The exercise: Copy out all lines that hold "controles".

Exercise materials:
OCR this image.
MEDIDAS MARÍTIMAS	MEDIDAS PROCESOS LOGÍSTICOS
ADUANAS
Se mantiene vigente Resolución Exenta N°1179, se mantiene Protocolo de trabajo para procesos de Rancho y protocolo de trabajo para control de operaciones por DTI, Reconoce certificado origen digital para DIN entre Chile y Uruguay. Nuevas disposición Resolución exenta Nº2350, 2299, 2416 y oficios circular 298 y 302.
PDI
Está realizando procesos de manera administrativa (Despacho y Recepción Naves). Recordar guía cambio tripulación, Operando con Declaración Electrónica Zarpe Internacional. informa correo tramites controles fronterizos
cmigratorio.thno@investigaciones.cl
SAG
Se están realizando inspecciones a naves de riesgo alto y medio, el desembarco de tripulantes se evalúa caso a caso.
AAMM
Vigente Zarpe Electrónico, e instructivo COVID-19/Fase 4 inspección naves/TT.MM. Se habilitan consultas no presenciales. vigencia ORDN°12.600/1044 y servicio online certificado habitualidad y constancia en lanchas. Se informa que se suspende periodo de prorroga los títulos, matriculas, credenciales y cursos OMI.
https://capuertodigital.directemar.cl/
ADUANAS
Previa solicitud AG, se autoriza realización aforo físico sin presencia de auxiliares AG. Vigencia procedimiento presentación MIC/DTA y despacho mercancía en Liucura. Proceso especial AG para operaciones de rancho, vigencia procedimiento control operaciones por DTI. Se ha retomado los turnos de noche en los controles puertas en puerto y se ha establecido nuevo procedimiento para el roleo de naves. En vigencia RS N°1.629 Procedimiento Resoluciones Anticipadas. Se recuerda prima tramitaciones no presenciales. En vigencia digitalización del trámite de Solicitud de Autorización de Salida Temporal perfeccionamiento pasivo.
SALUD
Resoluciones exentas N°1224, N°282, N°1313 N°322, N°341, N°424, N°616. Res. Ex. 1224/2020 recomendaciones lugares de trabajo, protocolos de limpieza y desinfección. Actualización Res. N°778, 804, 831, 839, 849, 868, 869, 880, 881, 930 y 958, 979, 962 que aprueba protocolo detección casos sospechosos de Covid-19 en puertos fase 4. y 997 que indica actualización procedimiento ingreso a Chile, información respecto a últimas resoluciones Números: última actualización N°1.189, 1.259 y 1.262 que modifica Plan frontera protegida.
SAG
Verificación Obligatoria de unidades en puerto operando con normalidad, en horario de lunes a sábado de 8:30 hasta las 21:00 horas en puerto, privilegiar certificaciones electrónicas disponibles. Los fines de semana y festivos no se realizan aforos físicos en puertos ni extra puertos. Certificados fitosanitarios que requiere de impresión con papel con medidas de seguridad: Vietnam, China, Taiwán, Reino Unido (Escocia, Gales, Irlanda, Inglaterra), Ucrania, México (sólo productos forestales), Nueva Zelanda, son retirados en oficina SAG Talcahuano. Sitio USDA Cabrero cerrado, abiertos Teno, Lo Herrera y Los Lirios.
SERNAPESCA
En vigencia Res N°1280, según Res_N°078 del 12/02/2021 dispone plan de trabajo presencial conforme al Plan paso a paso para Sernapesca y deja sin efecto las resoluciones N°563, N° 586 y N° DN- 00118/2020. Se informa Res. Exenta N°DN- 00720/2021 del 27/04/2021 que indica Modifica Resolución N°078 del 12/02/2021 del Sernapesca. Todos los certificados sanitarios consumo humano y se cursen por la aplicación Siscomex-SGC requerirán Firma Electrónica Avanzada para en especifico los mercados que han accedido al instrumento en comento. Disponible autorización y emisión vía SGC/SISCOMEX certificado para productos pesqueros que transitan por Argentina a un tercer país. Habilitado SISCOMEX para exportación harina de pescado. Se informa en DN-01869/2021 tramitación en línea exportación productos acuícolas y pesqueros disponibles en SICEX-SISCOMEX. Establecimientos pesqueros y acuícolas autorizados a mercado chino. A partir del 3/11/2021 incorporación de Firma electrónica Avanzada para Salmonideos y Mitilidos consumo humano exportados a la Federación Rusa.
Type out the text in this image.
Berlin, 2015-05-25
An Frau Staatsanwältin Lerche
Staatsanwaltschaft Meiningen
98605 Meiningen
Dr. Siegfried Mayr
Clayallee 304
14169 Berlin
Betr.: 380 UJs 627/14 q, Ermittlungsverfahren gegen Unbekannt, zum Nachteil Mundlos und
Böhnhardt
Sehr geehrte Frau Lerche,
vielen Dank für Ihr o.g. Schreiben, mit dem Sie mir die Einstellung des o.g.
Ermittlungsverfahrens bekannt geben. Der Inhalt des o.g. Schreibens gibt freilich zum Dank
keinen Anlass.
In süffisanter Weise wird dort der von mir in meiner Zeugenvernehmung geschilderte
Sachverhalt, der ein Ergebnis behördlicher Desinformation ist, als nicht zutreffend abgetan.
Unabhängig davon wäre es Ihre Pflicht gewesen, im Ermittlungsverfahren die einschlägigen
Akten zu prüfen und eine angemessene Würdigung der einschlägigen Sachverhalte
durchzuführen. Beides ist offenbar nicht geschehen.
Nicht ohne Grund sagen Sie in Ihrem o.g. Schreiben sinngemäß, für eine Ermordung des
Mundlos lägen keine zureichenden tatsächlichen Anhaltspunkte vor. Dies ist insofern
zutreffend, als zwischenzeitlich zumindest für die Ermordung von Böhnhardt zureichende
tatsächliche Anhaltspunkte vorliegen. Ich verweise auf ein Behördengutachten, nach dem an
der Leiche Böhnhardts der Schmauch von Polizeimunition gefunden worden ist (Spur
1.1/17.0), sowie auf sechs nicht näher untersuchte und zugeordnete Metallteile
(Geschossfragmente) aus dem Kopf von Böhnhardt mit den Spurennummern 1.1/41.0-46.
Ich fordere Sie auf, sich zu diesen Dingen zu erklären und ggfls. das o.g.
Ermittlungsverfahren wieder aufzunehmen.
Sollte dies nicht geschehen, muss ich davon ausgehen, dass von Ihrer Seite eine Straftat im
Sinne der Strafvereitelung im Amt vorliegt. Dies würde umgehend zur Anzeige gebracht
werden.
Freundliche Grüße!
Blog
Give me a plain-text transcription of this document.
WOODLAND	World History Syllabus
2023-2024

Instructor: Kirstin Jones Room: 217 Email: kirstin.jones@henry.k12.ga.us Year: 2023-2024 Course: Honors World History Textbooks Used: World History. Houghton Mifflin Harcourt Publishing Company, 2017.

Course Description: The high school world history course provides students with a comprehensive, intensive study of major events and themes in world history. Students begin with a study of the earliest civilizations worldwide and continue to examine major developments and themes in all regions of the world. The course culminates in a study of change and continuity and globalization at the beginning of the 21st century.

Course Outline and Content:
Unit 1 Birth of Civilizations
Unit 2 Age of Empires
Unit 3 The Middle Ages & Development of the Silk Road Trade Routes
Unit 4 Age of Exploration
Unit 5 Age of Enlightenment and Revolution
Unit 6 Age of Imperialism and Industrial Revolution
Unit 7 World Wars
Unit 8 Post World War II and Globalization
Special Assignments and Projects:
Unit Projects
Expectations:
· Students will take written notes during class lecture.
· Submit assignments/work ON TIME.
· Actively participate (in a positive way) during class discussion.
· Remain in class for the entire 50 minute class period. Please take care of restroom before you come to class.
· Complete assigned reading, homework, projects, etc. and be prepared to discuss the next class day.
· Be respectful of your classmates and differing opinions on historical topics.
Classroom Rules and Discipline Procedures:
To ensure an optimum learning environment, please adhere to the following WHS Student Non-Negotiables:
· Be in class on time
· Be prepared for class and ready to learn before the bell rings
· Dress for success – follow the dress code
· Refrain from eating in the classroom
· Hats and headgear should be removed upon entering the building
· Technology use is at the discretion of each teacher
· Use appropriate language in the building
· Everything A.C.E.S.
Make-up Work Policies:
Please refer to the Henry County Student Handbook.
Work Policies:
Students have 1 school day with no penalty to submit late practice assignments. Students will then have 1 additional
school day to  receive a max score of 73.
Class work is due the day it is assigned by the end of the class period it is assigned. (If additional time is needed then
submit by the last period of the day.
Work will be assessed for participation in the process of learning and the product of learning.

Worked solution:
Está realizando procesos de manera administrativa (Despacho y Recepción Naves). Recordar guía cambio tripulación, Operando con Declaración Electrónica Zarpe Internacional. informa correo tramites controles fronterizos
Previa solicitud AG, se autoriza realización aforo físico sin presencia de auxiliares AG. Vigencia procedimiento presentación MIC/DTA y despacho mercancía en Liucura. Proceso especial AG para operaciones de rancho, vigencia procedimiento control operaciones por DTI. Se ha retomado los turnos de noche en los controles puertas en puerto y se ha establecido nuevo procedimiento para el roleo de naves. En vigencia RS N°1.629 Procedimiento Resoluciones Anticipadas. Se recuerda prima tramitaciones no presenciales. En vigencia digitalización del trámite de Solicitud de Autorización de Salida Temporal perfeccionamiento pasivo.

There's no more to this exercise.